* [What you have to do] Below is a set of records; restate each one word for word.

* [Supplied data]
────────────────────

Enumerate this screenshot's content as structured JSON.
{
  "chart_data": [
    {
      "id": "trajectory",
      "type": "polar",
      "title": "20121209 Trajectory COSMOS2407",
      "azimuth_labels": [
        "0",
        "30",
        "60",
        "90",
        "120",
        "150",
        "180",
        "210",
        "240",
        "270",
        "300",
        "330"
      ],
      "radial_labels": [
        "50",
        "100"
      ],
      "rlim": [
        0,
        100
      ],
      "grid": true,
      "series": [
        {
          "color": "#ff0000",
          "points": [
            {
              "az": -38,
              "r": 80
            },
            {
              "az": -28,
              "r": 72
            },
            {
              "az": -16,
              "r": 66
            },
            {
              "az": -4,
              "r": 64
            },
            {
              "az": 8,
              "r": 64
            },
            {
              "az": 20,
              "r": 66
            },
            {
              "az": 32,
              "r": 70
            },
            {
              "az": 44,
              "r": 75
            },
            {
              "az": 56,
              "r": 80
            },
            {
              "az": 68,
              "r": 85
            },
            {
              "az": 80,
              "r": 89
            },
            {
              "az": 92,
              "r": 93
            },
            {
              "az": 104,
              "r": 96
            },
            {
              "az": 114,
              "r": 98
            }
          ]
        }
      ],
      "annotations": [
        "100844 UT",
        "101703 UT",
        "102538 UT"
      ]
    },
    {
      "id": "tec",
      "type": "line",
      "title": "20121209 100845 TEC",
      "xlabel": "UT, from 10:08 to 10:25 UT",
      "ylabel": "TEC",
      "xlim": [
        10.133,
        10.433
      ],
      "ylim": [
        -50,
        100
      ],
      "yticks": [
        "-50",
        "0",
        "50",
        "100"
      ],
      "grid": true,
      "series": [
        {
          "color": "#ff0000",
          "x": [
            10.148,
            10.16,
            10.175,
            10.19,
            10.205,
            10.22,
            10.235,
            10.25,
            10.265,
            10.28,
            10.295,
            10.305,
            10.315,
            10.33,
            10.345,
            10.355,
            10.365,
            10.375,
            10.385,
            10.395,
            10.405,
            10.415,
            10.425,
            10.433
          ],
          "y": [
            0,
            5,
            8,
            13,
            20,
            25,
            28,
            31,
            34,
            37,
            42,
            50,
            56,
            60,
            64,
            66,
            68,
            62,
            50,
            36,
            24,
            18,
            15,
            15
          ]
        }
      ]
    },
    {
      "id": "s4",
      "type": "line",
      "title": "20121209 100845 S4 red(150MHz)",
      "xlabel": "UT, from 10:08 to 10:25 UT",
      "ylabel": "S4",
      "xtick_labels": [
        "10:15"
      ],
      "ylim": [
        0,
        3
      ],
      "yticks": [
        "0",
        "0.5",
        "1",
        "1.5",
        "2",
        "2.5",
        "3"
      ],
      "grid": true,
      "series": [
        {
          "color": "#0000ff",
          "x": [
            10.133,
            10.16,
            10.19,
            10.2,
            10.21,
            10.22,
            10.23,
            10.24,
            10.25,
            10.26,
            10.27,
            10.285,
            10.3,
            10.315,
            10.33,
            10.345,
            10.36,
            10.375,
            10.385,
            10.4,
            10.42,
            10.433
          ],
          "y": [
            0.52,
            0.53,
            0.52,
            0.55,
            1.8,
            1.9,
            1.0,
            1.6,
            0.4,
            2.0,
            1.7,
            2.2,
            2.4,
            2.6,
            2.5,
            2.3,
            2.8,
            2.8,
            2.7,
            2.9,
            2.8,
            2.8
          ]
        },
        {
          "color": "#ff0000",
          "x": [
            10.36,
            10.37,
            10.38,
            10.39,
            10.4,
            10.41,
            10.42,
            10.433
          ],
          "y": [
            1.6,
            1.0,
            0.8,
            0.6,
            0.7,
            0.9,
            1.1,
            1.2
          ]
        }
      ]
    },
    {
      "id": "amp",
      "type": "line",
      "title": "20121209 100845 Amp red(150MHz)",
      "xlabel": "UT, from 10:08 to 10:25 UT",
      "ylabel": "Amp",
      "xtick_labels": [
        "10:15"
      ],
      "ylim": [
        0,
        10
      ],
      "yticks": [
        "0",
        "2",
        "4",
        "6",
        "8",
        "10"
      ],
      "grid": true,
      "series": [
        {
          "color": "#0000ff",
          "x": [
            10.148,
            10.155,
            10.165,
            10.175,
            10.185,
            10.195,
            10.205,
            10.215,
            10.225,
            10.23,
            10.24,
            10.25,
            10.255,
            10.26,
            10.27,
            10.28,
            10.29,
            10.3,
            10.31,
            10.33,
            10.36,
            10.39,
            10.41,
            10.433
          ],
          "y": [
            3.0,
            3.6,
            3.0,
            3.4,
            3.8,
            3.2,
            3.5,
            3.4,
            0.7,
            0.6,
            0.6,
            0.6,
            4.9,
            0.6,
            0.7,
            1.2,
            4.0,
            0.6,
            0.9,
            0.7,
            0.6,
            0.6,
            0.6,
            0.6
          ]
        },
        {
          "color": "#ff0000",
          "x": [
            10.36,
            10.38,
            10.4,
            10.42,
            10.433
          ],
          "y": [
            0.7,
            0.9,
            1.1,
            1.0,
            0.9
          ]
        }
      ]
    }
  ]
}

────────────────────

* [Solution to the exercise]
Enumerate this screenshot's content as structured JSON.
{
  "chart_data": [
    {
      "id": "trajectory",
      "type": "polar",
      "title": "20121209 Trajectory COSMOS2407",
      "azimuth_labels": [
        "0",
        "30",
        "60",
        "90",
        "120",
        "150",
        "180",
        "210",
        "240",
        "270",
        "300",
        "330"
      ],
      "radial_labels": [
        "50",
        "100"
      ],
      "rlim": [
        0,
        100
      ],
      "grid": true,
      "series": [
        {
          "color": "#ff0000",
          "points": [
            {
              "az": -38,
              "r": 80
            },
            {
              "az": -28,
              "r": 72
            },
            {
              "az": -16,
              "r": 66
            },
            {
              "az": -4,
              "r": 64
            },
            {
              "az": 8,
              "r": 64
            },
            {
              "az": 20,
              "r": 66
            },
            {
              "az": 32,
              "r": 70
            },
            {
              "az": 44,
              "r": 75
            },
            {
              "az": 56,
              "r": 80
            },
            {
              "az": 68,
              "r": 85
            },
            {
              "az": 80,
              "r": 89
            },
            {
              "az": 92,
              "r": 93
            },
            {
              "az": 104,
              "r": 96
            },
            {
              "az": 114,
              "r": 98
            }
          ]
        }
      ],
      "annotations": [
        "100844 UT",
        "101703 UT",
        "102538 UT"
      ]
    },
    {
      "id": "tec",
      "type": "line",
      "title": "20121209 100845 TEC",
      "xlabel": "UT, from 10:08 to 10:25 UT",
      "ylabel": "TEC",
      "xlim": [
        10.133,
        10.433
      ],
      "ylim": [
        -50,
        100
      ],
      "yticks": [
        "-50",
        "0",
        "50",
        "100"
      ],
      "grid": true,
      "series": [
        {
          "color": "#ff0000",
          "x": [
            10.148,
            10.16,
            10.175,
            10.19,
            10.205,
            10.22,
            10.235,
            10.25,
            10.265,
            10.28,
            10.295,
            10.305,
            10.315,
            10.33,
            10.345,
            10.355,
            10.365,
            10.375,
            10.385,
            10.395,
            10.405,
            10.415,
            10.425,
            10.433
          ],
          "y": [
            0,
            5,
            8,
            13,
            20,
            25,
            28,
            31,
            34,
            37,
            42,
            50,
            56,
            60,
            64,
            66,
            68,
            62,
            50,
            36,
            24,
            18,
            15,
            15
          ]
        }
      ]
    },
    {
      "id": "s4",
      "type": "line",
      "title": "20121209 100845 S4 red(150MHz)",
      "xlabel": "UT, from 10:08 to 10:25 UT",
      "ylabel": "S4",
      "xtick_labels": [
        "10:15"
      ],
      "ylim": [
        0,
        3
      ],
      "yticks": [
        "0",
        "0.5",
        "1",
        "1.5",
        "2",
        "2.5",
        "3"
      ],
      "grid": true,
      "series": [
        {
          "color": "#0000ff",
          "x": [
            10.133,
            10.16,
            10.19,
            10.2,
            10.21,
            10.22,
            10.23,
            10.24,
            10.25,
            10.26,
            10.27,
            10.285,
            10.3,
            10.315,
            10.33,
            10.345,
            10.36,
            10.375,
            10.385,
            10.4,
            10.42,
            10.433
          ],
          "y": [
            0.52,
            0.53,
            0.52,
            0.55,
            1.8,
            1.9,
            1.0,
            1.6,
            0.4,
            2.0,
            1.7,
            2.2,
            2.4,
            2.6,
            2.5,
            2.3,
            2.8,
            2.8,
            2.7,
            2.9,
            2.8,
            2.8
          ]
        },
        {
          "color": "#ff0000",
          "x": [
            10.36,
            10.37,
            10.38,
            10.39,
            10.4,
            10.41,
            10.42,
            10.433
          ],
          "y": [
            1.6,
            1.0,
            0.8,
            0.6,
            0.7,
            0.9,
            1.1,
            1.2
          ]
        }
      ]
    },
    {
      "id": "amp",
      "type": "line",
      "title": "20121209 100845 Amp red(150MHz)",
      "xlabel": "UT, from 10:08 to 10:25 UT",
      "ylabel": "Amp",
      "xtick_labels": [
        "10:15"
      ],
      "ylim": [
        0,
        10
      ],
      "yticks": [
        "0",
        "2",
        "4",
        "6",
        "8",
        "10"
      ],
      "grid": true,
      "series": [
        {
          "color": "#0000ff",
          "x": [
            10.148,
            10.155,
            10.165,
            10.175,
            10.185,
            10.195,
            10.205,
            10.215,
            10.225,
            10.23,
            10.24,
            10.25,
            10.255,
            10.26,
            10.27,
            10.28,
            10.29,
            10.3,
            10.31,
            10.33,
            10.36,
            10.39,
            10.41,
            10.433
          ],
          "y": [
            3.0,
            3.6,
            3.0,
            3.4,
            3.8,
            3.2,
            3.5,
            3.4,
            0.7,
            0.6,
            0.6,
            0.6,
            4.9,
            0.6,
            0.7,
            1.2,
            4.0,
            0.6,
            0.9,
            0.7,
            0.6,
            0.6,
            0.6,
            0.6
          ]
        },
        {
          "color": "#ff0000",
          "x": [
            10.36,
            10.38,
            10.4,
            10.42,
            10.433
          ],
          "y": [
            0.7,
            0.9,
            1.1,
            1.0,
            0.9
          ]
        }
      ]
    }
  ]
}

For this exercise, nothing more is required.